*** THE INPUT ***
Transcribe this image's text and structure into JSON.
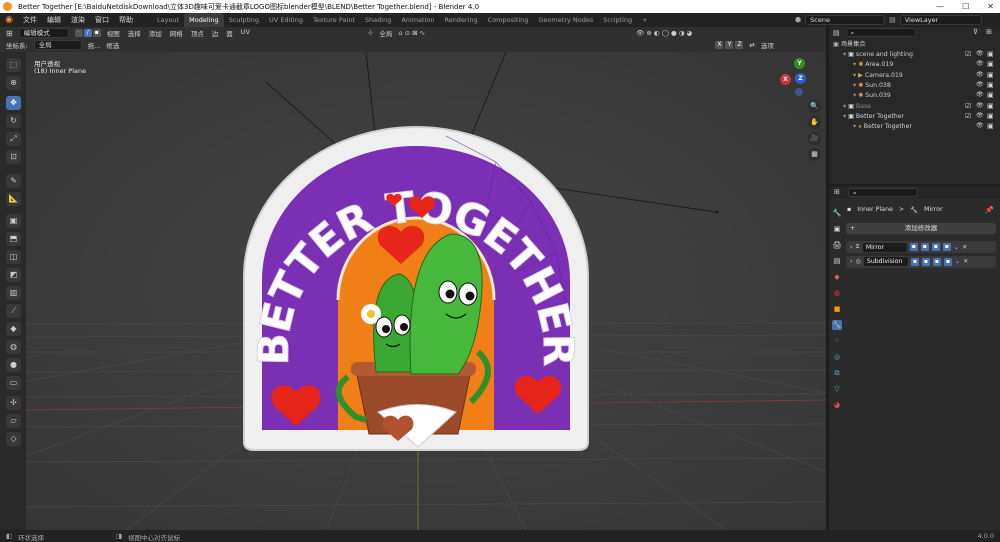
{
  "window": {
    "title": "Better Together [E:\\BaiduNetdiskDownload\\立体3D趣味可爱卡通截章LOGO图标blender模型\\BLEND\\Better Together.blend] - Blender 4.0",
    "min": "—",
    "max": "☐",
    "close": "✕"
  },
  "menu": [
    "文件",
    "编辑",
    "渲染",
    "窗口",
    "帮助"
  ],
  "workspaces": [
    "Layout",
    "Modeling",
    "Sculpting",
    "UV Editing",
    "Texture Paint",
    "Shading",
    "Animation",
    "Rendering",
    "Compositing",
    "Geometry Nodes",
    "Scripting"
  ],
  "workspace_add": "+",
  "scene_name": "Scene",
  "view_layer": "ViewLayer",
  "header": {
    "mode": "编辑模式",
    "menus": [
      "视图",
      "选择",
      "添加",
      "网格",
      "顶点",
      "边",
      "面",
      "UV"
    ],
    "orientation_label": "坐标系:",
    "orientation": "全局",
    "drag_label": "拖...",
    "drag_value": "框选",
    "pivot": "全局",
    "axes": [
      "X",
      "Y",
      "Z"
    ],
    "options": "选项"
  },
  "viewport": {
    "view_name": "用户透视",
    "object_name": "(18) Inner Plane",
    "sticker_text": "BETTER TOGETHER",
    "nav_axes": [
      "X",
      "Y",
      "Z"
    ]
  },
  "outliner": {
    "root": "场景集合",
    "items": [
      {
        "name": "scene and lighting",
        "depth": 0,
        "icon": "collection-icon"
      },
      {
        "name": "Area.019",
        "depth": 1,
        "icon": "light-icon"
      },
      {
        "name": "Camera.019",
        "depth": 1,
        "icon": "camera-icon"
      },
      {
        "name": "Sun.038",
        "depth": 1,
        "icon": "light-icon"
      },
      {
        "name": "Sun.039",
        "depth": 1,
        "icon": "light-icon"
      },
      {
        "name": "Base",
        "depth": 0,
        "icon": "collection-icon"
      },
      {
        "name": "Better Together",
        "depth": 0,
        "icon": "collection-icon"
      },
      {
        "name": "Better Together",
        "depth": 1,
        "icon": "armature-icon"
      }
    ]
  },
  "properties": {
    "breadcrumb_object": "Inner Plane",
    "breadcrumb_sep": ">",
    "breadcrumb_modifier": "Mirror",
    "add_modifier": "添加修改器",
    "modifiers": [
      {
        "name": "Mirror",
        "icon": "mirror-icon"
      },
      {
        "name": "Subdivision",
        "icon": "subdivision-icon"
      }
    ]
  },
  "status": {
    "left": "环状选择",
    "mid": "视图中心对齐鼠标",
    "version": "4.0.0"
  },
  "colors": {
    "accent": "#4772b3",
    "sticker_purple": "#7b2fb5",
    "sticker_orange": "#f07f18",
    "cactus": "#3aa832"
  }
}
***
*** THE INPUT ***
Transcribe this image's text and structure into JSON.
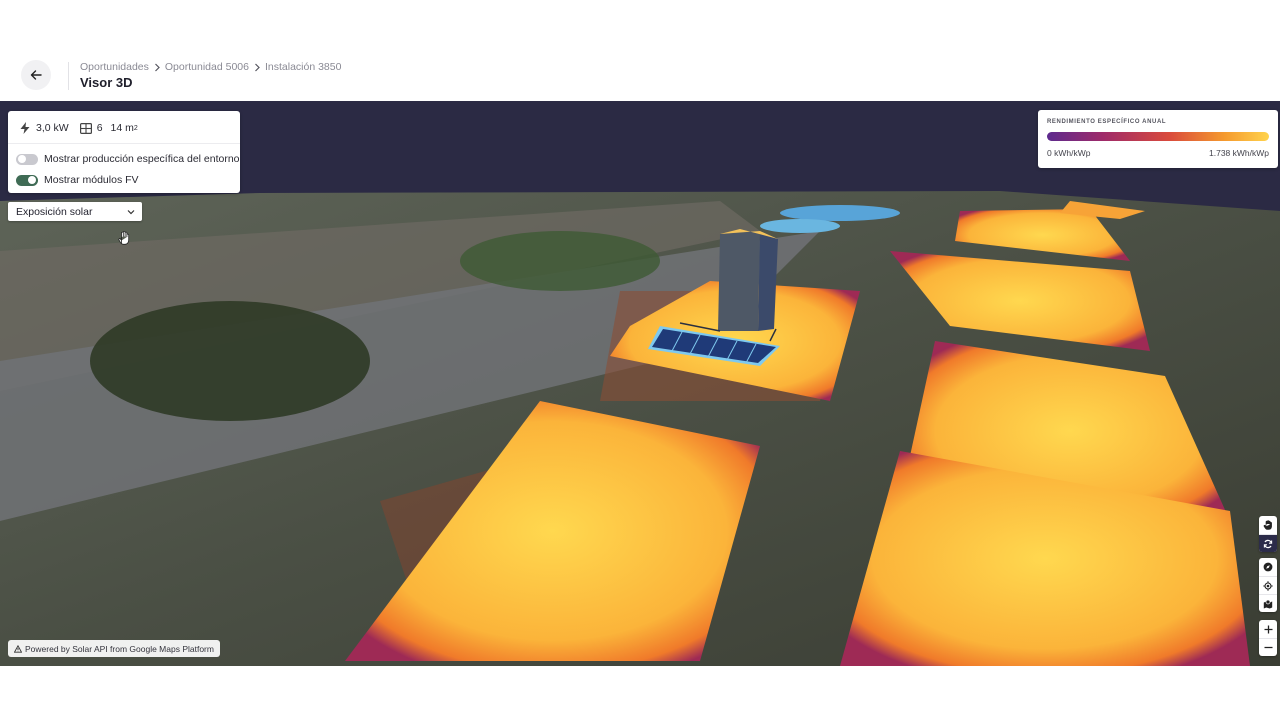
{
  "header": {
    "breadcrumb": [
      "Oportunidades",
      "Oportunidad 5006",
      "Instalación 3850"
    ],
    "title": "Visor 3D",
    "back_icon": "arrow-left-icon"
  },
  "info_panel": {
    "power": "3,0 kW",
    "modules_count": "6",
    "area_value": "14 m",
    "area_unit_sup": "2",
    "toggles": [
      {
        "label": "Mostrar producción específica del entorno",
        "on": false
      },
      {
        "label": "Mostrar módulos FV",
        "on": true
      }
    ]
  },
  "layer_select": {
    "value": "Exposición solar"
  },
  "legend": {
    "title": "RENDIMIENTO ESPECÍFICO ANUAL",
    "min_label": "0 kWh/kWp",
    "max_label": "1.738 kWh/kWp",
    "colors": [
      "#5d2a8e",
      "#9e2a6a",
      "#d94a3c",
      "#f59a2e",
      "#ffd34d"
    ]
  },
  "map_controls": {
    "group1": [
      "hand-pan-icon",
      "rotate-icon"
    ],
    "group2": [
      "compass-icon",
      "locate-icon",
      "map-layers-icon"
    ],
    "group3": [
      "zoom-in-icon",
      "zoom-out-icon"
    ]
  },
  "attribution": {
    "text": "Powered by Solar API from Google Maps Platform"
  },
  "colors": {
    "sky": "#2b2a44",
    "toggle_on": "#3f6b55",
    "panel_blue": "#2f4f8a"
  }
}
***
• [REQUIRED WORK]:
Report each line in the data that holds the word "title".

• [RIGHT ANSWER]:
    "title": "Better Together [E:\\BaiduNetdiskDownload\\立体3D趣味可爱卡通截章LOGO图标blender模型\\BLEND\\Better Together.blend] - Blender 4.0",
    "title": "Visor 3D",
    "title": "RENDIMIENTO ESPECÍFICO ANUAL",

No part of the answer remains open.